§ **WHAT IS REQUIRED**: Set down the material below in full, matching it exactly.

§ **PROVIDED RECORDS**:

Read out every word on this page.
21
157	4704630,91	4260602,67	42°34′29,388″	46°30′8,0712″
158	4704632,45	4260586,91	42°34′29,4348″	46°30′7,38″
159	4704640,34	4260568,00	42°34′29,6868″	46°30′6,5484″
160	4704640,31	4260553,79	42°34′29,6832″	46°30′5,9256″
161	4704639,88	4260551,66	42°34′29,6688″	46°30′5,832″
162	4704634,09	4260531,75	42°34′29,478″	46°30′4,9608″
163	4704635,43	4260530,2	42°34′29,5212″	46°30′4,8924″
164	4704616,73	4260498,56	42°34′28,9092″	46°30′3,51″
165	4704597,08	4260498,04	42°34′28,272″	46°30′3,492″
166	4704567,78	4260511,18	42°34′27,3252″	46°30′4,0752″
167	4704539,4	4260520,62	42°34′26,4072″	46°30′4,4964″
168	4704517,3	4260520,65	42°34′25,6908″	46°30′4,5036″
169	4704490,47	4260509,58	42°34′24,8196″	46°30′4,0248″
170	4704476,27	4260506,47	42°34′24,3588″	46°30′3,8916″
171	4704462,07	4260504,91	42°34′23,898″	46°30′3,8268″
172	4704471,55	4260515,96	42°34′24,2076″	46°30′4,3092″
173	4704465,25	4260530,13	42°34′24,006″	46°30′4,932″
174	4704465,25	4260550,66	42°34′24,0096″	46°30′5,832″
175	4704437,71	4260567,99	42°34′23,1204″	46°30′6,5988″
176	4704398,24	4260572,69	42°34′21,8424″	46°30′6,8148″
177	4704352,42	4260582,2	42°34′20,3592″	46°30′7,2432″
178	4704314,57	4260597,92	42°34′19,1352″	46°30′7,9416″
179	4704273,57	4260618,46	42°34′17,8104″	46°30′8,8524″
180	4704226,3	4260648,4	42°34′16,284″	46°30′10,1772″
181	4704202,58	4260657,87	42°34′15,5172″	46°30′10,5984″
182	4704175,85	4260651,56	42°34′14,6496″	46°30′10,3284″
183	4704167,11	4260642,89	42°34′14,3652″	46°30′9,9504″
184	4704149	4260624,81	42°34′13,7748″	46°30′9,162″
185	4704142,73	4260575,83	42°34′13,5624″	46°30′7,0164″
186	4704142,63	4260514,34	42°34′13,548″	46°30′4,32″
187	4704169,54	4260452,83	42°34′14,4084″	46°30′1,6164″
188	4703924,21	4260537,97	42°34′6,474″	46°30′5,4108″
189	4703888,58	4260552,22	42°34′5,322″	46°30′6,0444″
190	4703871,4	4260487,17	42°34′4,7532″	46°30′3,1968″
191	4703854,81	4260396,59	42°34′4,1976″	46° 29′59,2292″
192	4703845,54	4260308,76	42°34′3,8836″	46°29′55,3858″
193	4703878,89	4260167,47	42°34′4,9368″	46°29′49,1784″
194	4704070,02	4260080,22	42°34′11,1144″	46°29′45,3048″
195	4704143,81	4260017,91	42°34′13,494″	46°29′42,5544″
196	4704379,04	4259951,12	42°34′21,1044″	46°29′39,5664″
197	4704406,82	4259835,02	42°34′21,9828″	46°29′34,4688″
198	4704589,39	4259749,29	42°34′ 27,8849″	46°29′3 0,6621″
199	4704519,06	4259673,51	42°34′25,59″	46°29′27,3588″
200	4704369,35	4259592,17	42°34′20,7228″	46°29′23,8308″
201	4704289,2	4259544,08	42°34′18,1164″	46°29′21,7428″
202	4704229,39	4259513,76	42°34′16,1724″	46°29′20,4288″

§ **ANSWER TO THIS EXERCISE**:
Read out every word on this page.
21
157	4704630,91	4260602,67	42°34′29,388″	46°30′8,0712″
158	4704632,45	4260586,91	42°34′29,4348″	46°30′7,38″
159	4704640,34	4260568,00	42°34′29,6868″	46°30′6,5484″
160	4704640,31	4260553,79	42°34′29,6832″	46°30′5,9256″
161	4704639,88	4260551,66	42°34′29,6688″	46°30′5,832″
162	4704634,09	4260531,75	42°34′29,478″	46°30′4,9608″
163	4704635,43	4260530,2	42°34′29,5212″	46°30′4,8924″
164	4704616,73	4260498,56	42°34′28,9092″	46°30′3,51″
165	4704597,08	4260498,04	42°34′28,272″	46°30′3,492″
166	4704567,78	4260511,18	42°34′27,3252″	46°30′4,0752″
167	4704539,4	4260520,62	42°34′26,4072″	46°30′4,4964″
168	4704517,3	4260520,65	42°34′25,6908″	46°30′4,5036″
169	4704490,47	4260509,58	42°34′24,8196″	46°30′4,0248″
170	4704476,27	4260506,47	42°34′24,3588″	46°30′3,8916″
171	4704462,07	4260504,91	42°34′23,898″	46°30′3,8268″
172	4704471,55	4260515,96	42°34′24,2076″	46°30′4,3092″
173	4704465,25	4260530,13	42°34′24,006″	46°30′4,932″
174	4704465,25	4260550,66	42°34′24,0096″	46°30′5,832″
175	4704437,71	4260567,99	42°34′23,1204″	46°30′6,5988″
176	4704398,24	4260572,69	42°34′21,8424″	46°30′6,8148″
177	4704352,42	4260582,2	42°34′20,3592″	46°30′7,2432″
178	4704314,57	4260597,92	42°34′19,1352″	46°30′7,9416″
179	4704273,57	4260618,46	42°34′17,8104″	46°30′8,8524″
180	4704226,3	4260648,4	42°34′16,284″	46°30′10,1772″
181	4704202,58	4260657,87	42°34′15,5172″	46°30′10,5984″
182	4704175,85	4260651,56	42°34′14,6496″	46°30′10,3284″
183	4704167,11	4260642,89	42°34′14,3652″	46°30′9,9504″
184	4704149	4260624,81	42°34′13,7748″	46°30′9,162″
185	4704142,73	4260575,83	42°34′13,5624″	46°30′7,0164″
186	4704142,63	4260514,34	42°34′13,548″	46°30′4,32″
187	4704169,54	4260452,83	42°34′14,4084″	46°30′1,6164″
188	4703924,21	4260537,97	42°34′6,474″	46°30′5,4108″
189	4703888,58	4260552,22	42°34′5,322″	46°30′6,0444″
190	4703871,4	4260487,17	42°34′4,7532″	46°30′3,1968″
191	4703854,81	4260396,59	42°34′4,1976″	46° 29′59,2292″
192	4703845,54	4260308,76	42°34′3,8836″	46°29′55,3858″
193	4703878,89	4260167,47	42°34′4,9368″	46°29′49,1784″
194	4704070,02	4260080,22	42°34′11,1144″	46°29′45,3048″
195	4704143,81	4260017,91	42°34′13,494″	46°29′42,5544″
196	4704379,04	4259951,12	42°34′21,1044″	46°29′39,5664″
197	4704406,82	4259835,02	42°34′21,9828″	46°29′34,4688″
198	4704589,39	4259749,29	42°34′ 27,8849″	46°29′3 0,6621″
199	4704519,06	4259673,51	42°34′25,59″	46°29′27,3588″
200	4704369,35	4259592,17	42°34′20,7228″	46°29′23,8308″
201	4704289,2	4259544,08	42°34′18,1164″	46°29′21,7428″
202	4704229,39	4259513,76	42°34′16,1724″	46°29′20,4288″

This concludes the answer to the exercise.